--- BEGIN ---
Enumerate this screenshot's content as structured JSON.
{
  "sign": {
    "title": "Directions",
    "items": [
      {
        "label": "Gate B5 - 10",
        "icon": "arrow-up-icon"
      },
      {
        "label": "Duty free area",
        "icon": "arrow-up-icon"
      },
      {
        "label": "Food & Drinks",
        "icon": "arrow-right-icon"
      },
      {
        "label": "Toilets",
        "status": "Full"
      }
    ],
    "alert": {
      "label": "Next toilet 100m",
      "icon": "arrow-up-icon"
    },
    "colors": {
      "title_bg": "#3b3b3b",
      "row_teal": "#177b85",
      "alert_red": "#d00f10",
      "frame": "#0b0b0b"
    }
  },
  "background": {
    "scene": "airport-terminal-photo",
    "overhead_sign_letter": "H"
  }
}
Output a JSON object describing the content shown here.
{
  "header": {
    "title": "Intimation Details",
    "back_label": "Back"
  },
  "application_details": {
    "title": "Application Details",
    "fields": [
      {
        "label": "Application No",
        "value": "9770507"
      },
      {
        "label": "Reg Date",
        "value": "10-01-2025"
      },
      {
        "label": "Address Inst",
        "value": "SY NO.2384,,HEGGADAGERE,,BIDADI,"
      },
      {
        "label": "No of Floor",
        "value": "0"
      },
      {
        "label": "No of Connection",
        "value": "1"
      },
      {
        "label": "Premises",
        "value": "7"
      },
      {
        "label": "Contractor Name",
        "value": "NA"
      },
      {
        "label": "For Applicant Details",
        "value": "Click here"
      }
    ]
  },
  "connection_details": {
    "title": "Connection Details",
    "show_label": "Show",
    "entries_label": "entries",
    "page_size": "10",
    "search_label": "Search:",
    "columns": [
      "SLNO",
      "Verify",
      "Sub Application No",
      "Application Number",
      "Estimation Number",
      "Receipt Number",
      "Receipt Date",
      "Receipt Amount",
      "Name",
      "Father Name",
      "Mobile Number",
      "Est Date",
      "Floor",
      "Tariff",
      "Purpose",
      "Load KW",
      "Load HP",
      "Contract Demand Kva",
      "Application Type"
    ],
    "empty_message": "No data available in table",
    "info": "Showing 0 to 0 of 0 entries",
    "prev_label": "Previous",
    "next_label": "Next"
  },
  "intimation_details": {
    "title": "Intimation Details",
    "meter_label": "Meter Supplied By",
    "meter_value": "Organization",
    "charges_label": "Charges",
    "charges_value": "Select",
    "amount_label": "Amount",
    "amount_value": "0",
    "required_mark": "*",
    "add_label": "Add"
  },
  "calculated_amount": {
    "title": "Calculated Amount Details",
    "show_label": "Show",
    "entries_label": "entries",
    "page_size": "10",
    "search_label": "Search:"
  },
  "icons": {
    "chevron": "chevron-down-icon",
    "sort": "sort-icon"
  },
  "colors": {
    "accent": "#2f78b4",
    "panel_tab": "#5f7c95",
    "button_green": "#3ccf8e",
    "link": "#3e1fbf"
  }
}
--- END ---
Look for the word "Next" and return every line where it occurs.

      "label": "Next toilet 100m",
    "next_label": "Next"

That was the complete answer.